Problem to solve:
Transcribe the material word for word, but without the images.

Dataset excerpt:
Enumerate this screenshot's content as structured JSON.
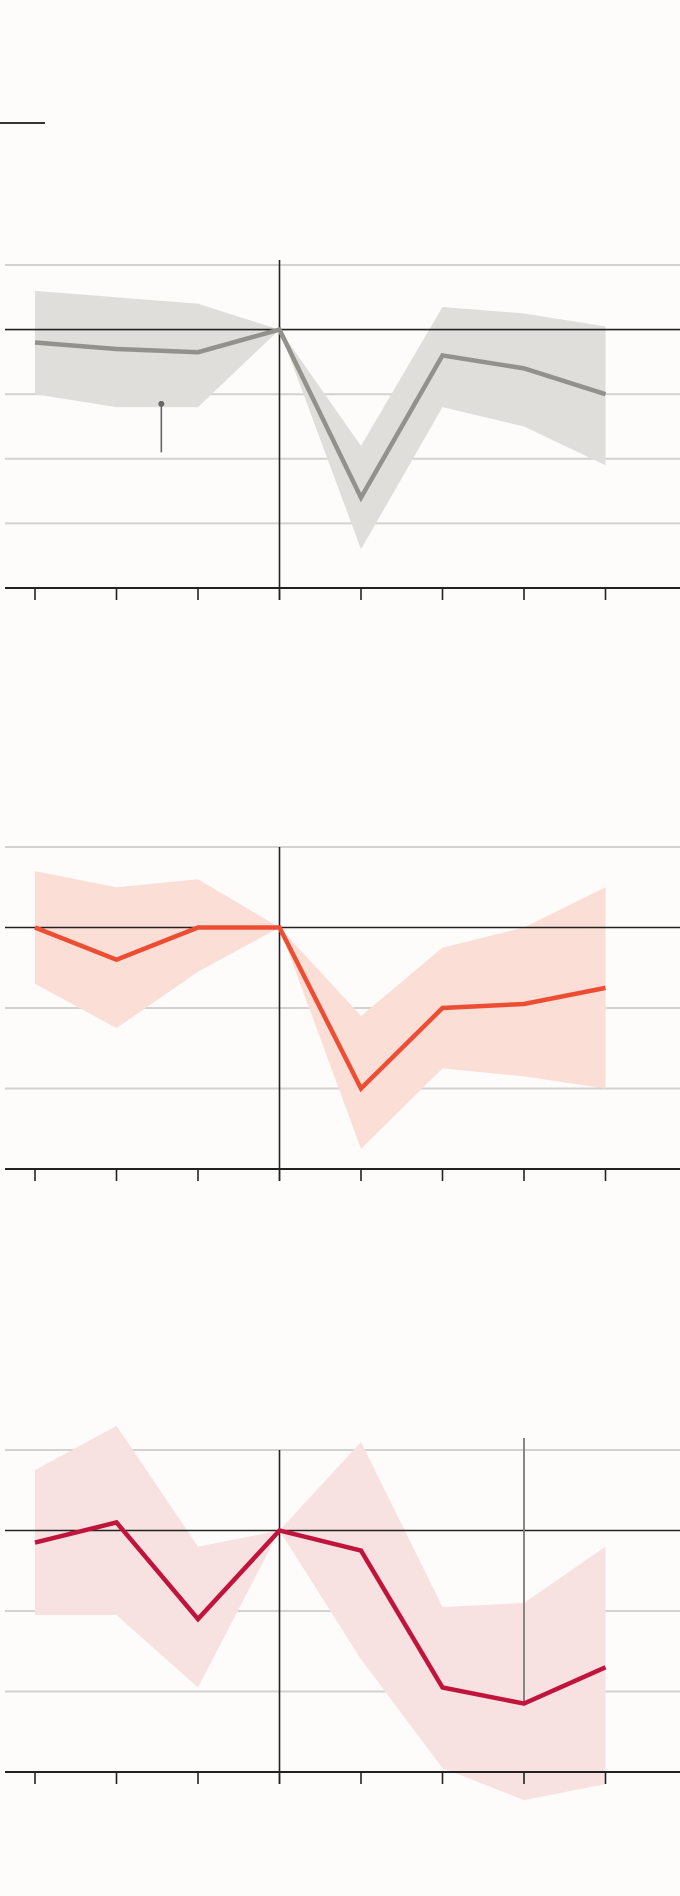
{
  "colors": {
    "gridline": "#d2d2d0",
    "axis": "#222222",
    "annotation": "#666666"
  },
  "chart_data": [
    {
      "type": "line",
      "x": [
        -3,
        -2,
        -1,
        0,
        1,
        2,
        3,
        4
      ],
      "series": [
        {
          "values": [
            -0.2,
            -0.3,
            -0.35,
            0,
            -2.6,
            -0.4,
            -0.6,
            -1.0
          ],
          "band_upper": [
            0.6,
            0.5,
            0.4,
            0,
            -1.8,
            0.35,
            0.25,
            0.05
          ],
          "band_lower": [
            -1.0,
            -1.2,
            -1.2,
            0,
            -3.4,
            -1.2,
            -1.5,
            -2.1
          ],
          "line_color": "#93918c",
          "band_color": "#dfdeda"
        }
      ],
      "ylim": [
        -4,
        1
      ],
      "xlim": [
        -3.4,
        5
      ],
      "grid": true,
      "reference_lines": {
        "x": 0,
        "y": 0
      },
      "annotation": {
        "x": -1.45,
        "y_from": -1.15,
        "y_to": -1.9
      }
    },
    {
      "type": "line",
      "x": [
        -3,
        -2,
        -1,
        0,
        1,
        2,
        3,
        4
      ],
      "series": [
        {
          "values": [
            0,
            -0.4,
            0,
            0,
            -2.0,
            -1.0,
            -0.95,
            -0.75
          ],
          "band_upper": [
            0.7,
            0.5,
            0.6,
            0,
            -1.1,
            -0.25,
            0,
            0.5
          ],
          "band_lower": [
            -0.7,
            -1.25,
            -0.55,
            0,
            -2.75,
            -1.75,
            -1.85,
            -2.0
          ],
          "line_color": "#ed4e33",
          "band_color": "#fbded6"
        }
      ],
      "ylim": [
        -3,
        1
      ],
      "xlim": [
        -3.4,
        5
      ],
      "grid": true,
      "reference_lines": {
        "x": 0,
        "y": 0
      }
    },
    {
      "type": "line",
      "x": [
        -3,
        -2,
        -1,
        0,
        1,
        2,
        3,
        4
      ],
      "series": [
        {
          "values": [
            -0.15,
            0.1,
            -1.1,
            0,
            -0.25,
            -1.95,
            -2.15,
            -1.7
          ],
          "band_upper": [
            0.75,
            1.3,
            -0.2,
            0,
            1.1,
            -0.95,
            -0.9,
            -0.2
          ],
          "band_lower": [
            -1.05,
            -1.05,
            -1.95,
            0,
            -1.6,
            -2.95,
            -3.35,
            -3.15
          ],
          "line_color": "#c0143c",
          "band_color": "#f8e1e1"
        }
      ],
      "ylim": [
        -3,
        1
      ],
      "xlim": [
        -3.4,
        5
      ],
      "grid": true,
      "reference_lines": {
        "x": 0,
        "y": 0
      },
      "marker_line": {
        "x": 3
      }
    }
  ]
}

The completed task:
Enumerate this screenshot's content as structured JSON.
{
  "colors": {
    "gridline": "#d2d2d0",
    "axis": "#222222",
    "annotation": "#666666"
  },
  "chart_data": [
    {
      "type": "line",
      "x": [
        -3,
        -2,
        -1,
        0,
        1,
        2,
        3,
        4
      ],
      "series": [
        {
          "values": [
            -0.2,
            -0.3,
            -0.35,
            0,
            -2.6,
            -0.4,
            -0.6,
            -1.0
          ],
          "band_upper": [
            0.6,
            0.5,
            0.4,
            0,
            -1.8,
            0.35,
            0.25,
            0.05
          ],
          "band_lower": [
            -1.0,
            -1.2,
            -1.2,
            0,
            -3.4,
            -1.2,
            -1.5,
            -2.1
          ],
          "line_color": "#93918c",
          "band_color": "#dfdeda"
        }
      ],
      "ylim": [
        -4,
        1
      ],
      "xlim": [
        -3.4,
        5
      ],
      "grid": true,
      "reference_lines": {
        "x": 0,
        "y": 0
      },
      "annotation": {
        "x": -1.45,
        "y_from": -1.15,
        "y_to": -1.9
      }
    },
    {
      "type": "line",
      "x": [
        -3,
        -2,
        -1,
        0,
        1,
        2,
        3,
        4
      ],
      "series": [
        {
          "values": [
            0,
            -0.4,
            0,
            0,
            -2.0,
            -1.0,
            -0.95,
            -0.75
          ],
          "band_upper": [
            0.7,
            0.5,
            0.6,
            0,
            -1.1,
            -0.25,
            0,
            0.5
          ],
          "band_lower": [
            -0.7,
            -1.25,
            -0.55,
            0,
            -2.75,
            -1.75,
            -1.85,
            -2.0
          ],
          "line_color": "#ed4e33",
          "band_color": "#fbded6"
        }
      ],
      "ylim": [
        -3,
        1
      ],
      "xlim": [
        -3.4,
        5
      ],
      "grid": true,
      "reference_lines": {
        "x": 0,
        "y": 0
      }
    },
    {
      "type": "line",
      "x": [
        -3,
        -2,
        -1,
        0,
        1,
        2,
        3,
        4
      ],
      "series": [
        {
          "values": [
            -0.15,
            0.1,
            -1.1,
            0,
            -0.25,
            -1.95,
            -2.15,
            -1.7
          ],
          "band_upper": [
            0.75,
            1.3,
            -0.2,
            0,
            1.1,
            -0.95,
            -0.9,
            -0.2
          ],
          "band_lower": [
            -1.05,
            -1.05,
            -1.95,
            0,
            -1.6,
            -2.95,
            -3.35,
            -3.15
          ],
          "line_color": "#c0143c",
          "band_color": "#f8e1e1"
        }
      ],
      "ylim": [
        -3,
        1
      ],
      "xlim": [
        -3.4,
        5
      ],
      "grid": true,
      "reference_lines": {
        "x": 0,
        "y": 0
      },
      "marker_line": {
        "x": 3
      }
    }
  ]
}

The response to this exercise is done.